(Collection entries)
'''

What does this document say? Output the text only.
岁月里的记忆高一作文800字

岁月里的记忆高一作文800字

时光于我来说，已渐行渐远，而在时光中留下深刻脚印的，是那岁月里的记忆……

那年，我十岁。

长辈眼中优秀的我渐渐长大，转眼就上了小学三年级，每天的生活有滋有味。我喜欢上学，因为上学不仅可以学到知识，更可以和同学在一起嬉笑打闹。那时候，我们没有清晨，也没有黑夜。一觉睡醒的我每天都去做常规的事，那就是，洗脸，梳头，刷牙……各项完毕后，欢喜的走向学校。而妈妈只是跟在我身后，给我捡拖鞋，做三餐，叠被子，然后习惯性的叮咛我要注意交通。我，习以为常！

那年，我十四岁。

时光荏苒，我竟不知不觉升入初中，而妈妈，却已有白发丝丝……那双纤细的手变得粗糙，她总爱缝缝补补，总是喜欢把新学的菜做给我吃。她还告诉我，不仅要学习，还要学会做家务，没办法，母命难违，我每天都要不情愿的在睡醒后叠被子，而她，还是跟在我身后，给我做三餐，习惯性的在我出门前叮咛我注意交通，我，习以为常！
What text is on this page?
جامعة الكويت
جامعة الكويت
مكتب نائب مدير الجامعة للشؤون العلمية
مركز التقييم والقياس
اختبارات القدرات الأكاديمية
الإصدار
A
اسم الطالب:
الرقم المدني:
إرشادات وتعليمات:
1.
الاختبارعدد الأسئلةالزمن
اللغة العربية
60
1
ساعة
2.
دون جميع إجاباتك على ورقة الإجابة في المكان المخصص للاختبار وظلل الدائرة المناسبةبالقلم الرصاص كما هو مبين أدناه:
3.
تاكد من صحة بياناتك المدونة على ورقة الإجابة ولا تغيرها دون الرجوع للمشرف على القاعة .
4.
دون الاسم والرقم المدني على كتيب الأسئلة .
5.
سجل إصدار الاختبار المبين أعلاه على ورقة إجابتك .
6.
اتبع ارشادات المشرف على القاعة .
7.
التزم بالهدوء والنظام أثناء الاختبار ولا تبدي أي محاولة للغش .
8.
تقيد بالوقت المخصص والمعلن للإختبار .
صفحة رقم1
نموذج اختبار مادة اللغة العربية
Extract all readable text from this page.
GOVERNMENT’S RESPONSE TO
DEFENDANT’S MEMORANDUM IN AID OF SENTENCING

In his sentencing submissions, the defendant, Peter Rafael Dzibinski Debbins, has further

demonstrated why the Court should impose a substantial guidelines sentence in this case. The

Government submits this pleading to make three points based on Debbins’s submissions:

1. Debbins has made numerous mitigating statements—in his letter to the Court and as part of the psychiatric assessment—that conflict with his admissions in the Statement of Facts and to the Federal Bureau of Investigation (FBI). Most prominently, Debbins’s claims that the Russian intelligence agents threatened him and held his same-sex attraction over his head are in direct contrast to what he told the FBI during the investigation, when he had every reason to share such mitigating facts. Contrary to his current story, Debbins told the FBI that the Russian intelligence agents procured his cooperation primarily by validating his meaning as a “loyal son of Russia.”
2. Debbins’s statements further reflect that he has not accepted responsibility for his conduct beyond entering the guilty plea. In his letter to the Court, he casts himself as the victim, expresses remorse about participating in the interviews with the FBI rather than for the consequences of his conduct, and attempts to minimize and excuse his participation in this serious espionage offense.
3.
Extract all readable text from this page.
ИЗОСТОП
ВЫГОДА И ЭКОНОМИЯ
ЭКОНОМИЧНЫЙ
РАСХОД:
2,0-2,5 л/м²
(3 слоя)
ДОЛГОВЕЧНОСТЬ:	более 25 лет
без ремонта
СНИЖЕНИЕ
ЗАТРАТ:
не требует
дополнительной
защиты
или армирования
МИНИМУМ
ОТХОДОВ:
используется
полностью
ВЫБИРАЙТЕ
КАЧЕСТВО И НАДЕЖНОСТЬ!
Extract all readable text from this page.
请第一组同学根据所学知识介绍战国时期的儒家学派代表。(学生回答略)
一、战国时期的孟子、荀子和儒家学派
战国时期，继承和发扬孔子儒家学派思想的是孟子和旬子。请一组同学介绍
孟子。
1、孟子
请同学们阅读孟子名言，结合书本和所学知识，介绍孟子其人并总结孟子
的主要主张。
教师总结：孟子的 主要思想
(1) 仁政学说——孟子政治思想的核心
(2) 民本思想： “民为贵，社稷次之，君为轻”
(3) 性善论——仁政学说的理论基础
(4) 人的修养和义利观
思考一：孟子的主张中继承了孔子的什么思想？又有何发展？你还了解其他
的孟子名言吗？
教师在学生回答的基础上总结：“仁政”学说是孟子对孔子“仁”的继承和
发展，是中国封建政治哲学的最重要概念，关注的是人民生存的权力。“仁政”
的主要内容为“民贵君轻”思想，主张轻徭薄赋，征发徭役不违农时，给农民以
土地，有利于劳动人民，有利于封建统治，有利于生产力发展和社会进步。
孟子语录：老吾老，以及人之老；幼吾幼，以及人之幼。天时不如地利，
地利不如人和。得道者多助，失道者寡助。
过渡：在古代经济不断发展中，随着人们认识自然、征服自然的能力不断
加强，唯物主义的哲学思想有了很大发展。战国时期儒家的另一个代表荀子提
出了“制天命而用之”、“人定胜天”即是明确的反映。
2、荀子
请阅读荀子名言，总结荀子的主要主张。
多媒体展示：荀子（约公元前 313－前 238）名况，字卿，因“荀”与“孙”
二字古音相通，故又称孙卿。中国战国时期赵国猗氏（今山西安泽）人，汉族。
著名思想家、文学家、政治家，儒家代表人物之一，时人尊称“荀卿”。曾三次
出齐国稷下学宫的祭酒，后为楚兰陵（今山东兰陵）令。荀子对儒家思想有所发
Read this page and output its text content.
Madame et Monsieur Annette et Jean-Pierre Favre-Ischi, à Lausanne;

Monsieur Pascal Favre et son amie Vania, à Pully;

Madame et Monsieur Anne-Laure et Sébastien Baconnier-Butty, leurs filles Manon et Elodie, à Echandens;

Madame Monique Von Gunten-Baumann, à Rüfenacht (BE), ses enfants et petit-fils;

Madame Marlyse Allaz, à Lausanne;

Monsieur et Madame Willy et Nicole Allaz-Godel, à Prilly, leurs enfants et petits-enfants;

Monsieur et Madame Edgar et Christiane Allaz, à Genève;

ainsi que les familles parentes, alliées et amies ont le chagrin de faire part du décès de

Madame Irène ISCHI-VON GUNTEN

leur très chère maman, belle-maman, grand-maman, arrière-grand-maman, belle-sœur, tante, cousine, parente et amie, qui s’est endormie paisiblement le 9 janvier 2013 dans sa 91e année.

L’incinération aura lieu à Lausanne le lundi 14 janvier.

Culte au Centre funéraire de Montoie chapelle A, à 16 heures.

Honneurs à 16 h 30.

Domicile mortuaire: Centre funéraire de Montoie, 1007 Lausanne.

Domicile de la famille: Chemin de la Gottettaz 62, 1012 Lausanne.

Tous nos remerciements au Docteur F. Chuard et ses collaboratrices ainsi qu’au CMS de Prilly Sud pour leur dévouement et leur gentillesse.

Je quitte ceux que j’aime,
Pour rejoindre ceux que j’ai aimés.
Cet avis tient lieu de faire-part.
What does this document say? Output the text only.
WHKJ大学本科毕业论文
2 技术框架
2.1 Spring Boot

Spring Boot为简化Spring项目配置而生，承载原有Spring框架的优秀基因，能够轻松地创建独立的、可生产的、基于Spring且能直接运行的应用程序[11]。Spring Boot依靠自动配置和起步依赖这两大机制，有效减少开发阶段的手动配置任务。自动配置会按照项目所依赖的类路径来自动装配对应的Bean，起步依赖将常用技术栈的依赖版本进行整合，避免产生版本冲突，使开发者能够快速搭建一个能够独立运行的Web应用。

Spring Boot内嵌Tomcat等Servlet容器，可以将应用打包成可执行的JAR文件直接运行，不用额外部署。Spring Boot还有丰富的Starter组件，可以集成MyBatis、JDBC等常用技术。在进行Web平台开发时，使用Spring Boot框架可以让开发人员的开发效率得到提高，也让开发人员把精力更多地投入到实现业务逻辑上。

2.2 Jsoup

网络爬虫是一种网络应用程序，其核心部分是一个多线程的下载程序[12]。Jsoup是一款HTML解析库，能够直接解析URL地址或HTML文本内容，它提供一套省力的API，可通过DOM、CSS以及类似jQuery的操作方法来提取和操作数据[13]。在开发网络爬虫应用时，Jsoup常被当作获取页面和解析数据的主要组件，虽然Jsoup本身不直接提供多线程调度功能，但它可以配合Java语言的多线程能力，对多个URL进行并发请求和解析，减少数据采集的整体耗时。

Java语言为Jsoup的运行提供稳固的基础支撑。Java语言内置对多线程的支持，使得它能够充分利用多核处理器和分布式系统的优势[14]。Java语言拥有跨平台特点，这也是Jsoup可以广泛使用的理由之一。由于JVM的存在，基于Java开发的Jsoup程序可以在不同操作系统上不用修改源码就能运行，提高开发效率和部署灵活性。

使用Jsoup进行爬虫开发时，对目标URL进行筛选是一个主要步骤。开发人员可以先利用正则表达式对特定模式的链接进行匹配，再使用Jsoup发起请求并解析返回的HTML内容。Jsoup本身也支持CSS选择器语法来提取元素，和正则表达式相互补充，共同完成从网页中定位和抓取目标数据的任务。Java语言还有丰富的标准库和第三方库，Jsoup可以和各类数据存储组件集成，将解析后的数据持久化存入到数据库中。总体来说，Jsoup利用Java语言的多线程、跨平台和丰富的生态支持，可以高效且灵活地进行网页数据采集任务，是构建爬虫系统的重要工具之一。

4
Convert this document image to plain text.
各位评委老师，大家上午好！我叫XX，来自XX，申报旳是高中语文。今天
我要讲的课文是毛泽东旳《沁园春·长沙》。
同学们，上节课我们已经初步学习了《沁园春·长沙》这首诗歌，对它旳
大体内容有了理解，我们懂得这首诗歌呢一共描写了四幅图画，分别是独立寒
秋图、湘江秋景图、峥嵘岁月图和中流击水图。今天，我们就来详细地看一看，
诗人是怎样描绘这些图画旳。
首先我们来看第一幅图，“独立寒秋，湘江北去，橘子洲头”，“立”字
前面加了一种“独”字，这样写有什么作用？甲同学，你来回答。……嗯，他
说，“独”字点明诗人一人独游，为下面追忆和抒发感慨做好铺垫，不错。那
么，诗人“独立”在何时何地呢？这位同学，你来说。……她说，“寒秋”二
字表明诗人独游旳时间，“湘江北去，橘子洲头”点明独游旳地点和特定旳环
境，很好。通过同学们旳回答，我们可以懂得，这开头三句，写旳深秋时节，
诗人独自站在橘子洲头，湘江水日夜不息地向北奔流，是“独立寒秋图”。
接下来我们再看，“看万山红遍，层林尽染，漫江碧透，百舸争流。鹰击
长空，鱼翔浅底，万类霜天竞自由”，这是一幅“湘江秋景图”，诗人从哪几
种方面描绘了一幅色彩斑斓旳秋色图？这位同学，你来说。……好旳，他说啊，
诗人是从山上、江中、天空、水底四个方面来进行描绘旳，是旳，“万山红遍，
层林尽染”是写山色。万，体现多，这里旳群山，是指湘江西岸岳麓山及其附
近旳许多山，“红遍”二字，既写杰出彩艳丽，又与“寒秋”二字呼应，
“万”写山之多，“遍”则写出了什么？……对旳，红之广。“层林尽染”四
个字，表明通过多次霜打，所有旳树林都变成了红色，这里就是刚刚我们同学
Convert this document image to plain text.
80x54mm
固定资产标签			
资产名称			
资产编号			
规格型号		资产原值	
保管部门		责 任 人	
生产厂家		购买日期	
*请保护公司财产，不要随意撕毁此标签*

'''

**AIM OF THE EXERCISE**
Go through the lines above. Select every one that has the string "funéraire".

**RESULT**
Culte au Centre funéraire de Montoie chapelle A, à 16 heures.
Domicile mortuaire: Centre funéraire de Montoie, 1007 Lausanne.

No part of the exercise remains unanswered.